• Saved entries:
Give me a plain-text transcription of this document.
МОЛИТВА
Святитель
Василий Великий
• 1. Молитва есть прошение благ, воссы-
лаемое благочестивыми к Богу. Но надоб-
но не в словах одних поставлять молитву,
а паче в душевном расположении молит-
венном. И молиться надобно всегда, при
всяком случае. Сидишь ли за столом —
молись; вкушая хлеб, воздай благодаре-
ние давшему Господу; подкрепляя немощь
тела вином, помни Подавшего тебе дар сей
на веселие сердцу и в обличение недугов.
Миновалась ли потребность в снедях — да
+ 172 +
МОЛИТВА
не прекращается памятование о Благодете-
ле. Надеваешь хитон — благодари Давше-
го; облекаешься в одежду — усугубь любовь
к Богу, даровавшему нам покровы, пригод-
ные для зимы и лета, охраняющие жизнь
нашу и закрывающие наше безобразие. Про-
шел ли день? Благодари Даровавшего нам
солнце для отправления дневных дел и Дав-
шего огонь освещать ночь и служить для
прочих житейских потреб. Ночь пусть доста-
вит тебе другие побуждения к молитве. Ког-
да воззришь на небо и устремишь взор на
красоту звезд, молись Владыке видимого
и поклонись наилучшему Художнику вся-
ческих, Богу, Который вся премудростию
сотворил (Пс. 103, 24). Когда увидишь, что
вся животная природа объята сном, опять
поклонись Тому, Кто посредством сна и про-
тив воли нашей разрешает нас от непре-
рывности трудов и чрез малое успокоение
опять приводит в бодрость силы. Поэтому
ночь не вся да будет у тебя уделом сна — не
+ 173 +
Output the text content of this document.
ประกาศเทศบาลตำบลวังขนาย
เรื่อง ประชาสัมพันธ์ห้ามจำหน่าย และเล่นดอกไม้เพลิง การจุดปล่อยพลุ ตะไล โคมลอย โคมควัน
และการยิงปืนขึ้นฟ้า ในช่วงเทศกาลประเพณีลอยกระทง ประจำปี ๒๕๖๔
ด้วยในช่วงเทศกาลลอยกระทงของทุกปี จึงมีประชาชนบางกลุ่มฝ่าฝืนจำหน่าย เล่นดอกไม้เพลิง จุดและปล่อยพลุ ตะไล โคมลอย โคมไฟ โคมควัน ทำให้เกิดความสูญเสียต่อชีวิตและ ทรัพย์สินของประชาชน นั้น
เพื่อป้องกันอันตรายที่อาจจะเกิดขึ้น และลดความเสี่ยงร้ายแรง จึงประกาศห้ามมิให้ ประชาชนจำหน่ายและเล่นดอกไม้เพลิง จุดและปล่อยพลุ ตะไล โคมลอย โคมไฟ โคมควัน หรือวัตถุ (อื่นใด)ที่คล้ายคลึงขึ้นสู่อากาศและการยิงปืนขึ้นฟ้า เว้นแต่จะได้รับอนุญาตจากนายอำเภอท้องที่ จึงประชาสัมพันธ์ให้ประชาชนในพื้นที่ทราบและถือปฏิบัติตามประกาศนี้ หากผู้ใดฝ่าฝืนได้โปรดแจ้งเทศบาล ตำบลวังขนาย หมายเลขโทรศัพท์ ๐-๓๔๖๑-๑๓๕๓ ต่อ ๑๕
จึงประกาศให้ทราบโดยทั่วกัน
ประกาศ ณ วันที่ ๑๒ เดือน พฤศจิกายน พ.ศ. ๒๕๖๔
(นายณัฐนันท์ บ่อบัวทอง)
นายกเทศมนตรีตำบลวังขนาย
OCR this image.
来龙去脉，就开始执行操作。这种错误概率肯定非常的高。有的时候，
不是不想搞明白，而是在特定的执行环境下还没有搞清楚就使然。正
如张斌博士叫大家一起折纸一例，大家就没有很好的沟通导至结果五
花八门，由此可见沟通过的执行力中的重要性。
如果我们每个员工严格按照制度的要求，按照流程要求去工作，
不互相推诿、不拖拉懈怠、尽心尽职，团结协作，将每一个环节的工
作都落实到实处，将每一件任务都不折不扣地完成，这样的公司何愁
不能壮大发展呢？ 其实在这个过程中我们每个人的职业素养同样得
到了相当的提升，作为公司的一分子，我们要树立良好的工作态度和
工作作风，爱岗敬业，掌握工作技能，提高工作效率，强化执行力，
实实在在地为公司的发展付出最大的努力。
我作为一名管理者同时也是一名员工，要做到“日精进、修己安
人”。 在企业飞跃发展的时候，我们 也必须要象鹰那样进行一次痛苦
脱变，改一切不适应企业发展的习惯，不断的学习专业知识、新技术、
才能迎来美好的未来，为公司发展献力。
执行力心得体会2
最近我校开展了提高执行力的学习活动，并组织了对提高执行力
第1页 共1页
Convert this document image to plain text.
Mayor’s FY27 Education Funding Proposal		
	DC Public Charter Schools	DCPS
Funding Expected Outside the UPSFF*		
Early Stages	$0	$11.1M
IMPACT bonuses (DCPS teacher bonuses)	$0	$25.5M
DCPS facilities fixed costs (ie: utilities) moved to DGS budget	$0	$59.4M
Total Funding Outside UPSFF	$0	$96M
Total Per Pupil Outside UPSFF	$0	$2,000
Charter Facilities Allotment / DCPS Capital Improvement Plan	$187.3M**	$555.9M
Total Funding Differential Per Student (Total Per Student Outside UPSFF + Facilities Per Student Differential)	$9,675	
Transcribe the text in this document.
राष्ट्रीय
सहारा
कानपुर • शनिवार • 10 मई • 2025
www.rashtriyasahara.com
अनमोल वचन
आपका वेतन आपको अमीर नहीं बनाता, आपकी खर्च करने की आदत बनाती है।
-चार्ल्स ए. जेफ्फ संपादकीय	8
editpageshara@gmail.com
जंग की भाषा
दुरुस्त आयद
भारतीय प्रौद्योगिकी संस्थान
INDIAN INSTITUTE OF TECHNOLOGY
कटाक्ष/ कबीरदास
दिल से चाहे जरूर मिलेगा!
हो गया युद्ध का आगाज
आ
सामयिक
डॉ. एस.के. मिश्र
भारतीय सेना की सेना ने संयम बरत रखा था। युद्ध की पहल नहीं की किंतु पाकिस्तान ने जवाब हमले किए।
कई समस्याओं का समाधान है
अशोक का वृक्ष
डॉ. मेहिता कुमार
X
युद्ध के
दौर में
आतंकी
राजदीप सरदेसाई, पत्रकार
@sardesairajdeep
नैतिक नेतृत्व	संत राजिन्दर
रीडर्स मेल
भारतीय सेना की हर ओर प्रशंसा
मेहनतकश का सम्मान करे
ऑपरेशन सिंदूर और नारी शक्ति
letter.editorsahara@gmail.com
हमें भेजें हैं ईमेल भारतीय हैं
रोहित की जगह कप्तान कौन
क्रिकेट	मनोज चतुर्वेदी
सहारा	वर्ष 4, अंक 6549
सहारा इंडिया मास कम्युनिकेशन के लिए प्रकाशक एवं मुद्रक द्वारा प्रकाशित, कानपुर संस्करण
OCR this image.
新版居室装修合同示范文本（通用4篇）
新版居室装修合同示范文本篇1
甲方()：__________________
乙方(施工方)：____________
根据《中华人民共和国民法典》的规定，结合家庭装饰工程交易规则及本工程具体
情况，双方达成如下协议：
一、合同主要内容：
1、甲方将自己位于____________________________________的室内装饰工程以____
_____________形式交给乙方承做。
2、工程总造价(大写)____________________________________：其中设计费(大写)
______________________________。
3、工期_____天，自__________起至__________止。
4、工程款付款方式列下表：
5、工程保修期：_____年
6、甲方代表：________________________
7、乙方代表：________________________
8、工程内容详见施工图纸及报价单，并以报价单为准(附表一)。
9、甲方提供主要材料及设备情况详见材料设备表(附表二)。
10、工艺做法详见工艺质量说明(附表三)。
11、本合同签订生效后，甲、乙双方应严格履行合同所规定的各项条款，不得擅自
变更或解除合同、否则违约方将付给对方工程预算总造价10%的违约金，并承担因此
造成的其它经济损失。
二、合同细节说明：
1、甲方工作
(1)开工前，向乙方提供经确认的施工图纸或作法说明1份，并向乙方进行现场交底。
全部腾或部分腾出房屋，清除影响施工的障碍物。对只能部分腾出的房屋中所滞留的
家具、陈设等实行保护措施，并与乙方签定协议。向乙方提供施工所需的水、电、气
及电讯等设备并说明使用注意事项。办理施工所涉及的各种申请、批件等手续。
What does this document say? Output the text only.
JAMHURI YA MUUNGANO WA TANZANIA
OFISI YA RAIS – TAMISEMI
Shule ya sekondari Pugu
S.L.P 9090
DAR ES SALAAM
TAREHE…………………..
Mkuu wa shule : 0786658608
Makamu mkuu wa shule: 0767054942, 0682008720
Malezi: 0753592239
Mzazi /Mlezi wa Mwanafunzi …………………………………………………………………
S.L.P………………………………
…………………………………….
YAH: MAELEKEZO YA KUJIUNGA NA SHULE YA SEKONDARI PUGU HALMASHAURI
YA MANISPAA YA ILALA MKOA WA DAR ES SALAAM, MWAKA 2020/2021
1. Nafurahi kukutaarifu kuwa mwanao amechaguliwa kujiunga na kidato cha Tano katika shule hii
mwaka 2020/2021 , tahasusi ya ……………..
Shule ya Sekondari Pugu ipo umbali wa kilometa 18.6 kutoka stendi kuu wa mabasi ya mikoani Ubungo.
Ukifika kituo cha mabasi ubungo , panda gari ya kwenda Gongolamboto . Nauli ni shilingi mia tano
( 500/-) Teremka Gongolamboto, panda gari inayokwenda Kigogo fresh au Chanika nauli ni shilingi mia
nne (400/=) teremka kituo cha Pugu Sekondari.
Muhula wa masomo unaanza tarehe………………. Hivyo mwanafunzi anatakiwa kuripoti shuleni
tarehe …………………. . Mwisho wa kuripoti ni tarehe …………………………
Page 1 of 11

• WHAT IS REQUIRED:
Find how many lines in the listing hold "document", and reply with that number only.

• SOLUTION TO THIS PROBLEM:
5